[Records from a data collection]
-=-=-=-=-

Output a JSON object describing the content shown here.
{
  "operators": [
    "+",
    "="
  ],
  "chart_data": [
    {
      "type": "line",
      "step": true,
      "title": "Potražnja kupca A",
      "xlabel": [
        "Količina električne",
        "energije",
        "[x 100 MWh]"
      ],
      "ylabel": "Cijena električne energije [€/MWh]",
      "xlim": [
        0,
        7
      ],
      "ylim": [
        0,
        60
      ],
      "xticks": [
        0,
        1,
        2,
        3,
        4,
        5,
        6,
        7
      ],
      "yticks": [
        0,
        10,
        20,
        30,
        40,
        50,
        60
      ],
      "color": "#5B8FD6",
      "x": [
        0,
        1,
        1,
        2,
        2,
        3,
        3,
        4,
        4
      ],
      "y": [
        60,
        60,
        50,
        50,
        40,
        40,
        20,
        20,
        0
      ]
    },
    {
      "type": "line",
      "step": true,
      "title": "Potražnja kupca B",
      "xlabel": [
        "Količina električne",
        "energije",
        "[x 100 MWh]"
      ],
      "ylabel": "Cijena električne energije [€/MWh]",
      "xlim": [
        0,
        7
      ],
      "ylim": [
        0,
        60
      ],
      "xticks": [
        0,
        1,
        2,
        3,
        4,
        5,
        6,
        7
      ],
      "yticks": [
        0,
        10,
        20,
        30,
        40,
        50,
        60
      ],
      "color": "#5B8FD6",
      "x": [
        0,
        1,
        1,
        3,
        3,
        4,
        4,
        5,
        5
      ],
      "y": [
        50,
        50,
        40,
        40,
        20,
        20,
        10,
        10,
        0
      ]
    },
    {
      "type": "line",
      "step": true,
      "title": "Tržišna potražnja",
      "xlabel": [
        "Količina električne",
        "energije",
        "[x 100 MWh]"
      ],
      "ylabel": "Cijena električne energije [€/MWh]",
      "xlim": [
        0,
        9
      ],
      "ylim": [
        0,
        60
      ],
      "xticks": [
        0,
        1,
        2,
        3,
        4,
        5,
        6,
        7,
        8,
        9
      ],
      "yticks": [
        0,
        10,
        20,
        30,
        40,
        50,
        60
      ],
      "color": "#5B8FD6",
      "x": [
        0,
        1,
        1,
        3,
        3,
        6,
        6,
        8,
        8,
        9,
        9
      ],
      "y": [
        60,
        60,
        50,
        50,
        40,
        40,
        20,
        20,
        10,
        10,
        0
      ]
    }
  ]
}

-=-=-=-=-

# What is needed
Give all the records again. Match them exactly.

# Result
Output a JSON object describing the content shown here.
{
  "operators": [
    "+",
    "="
  ],
  "chart_data": [
    {
      "type": "line",
      "step": true,
      "title": "Potražnja kupca A",
      "xlabel": [
        "Količina električne",
        "energije",
        "[x 100 MWh]"
      ],
      "ylabel": "Cijena električne energije [€/MWh]",
      "xlim": [
        0,
        7
      ],
      "ylim": [
        0,
        60
      ],
      "xticks": [
        0,
        1,
        2,
        3,
        4,
        5,
        6,
        7
      ],
      "yticks": [
        0,
        10,
        20,
        30,
        40,
        50,
        60
      ],
      "color": "#5B8FD6",
      "x": [
        0,
        1,
        1,
        2,
        2,
        3,
        3,
        4,
        4
      ],
      "y": [
        60,
        60,
        50,
        50,
        40,
        40,
        20,
        20,
        0
      ]
    },
    {
      "type": "line",
      "step": true,
      "title": "Potražnja kupca B",
      "xlabel": [
        "Količina električne",
        "energije",
        "[x 100 MWh]"
      ],
      "ylabel": "Cijena električne energije [€/MWh]",
      "xlim": [
        0,
        7
      ],
      "ylim": [
        0,
        60
      ],
      "xticks": [
        0,
        1,
        2,
        3,
        4,
        5,
        6,
        7
      ],
      "yticks": [
        0,
        10,
        20,
        30,
        40,
        50,
        60
      ],
      "color": "#5B8FD6",
      "x": [
        0,
        1,
        1,
        3,
        3,
        4,
        4,
        5,
        5
      ],
      "y": [
        50,
        50,
        40,
        40,
        20,
        20,
        10,
        10,
        0
      ]
    },
    {
      "type": "line",
      "step": true,
      "title": "Tržišna potražnja",
      "xlabel": [
        "Količina električne",
        "energije",
        "[x 100 MWh]"
      ],
      "ylabel": "Cijena električne energije [€/MWh]",
      "xlim": [
        0,
        9
      ],
      "ylim": [
        0,
        60
      ],
      "xticks": [
        0,
        1,
        2,
        3,
        4,
        5,
        6,
        7,
        8,
        9
      ],
      "yticks": [
        0,
        10,
        20,
        30,
        40,
        50,
        60
      ],
      "color": "#5B8FD6",
      "x": [
        0,
        1,
        1,
        3,
        3,
        6,
        6,
        8,
        8,
        9,
        9
      ],
      "y": [
        60,
        60,
        50,
        50,
        40,
        40,
        20,
        20,
        10,
        10,
        0
      ]
    }
  ]
}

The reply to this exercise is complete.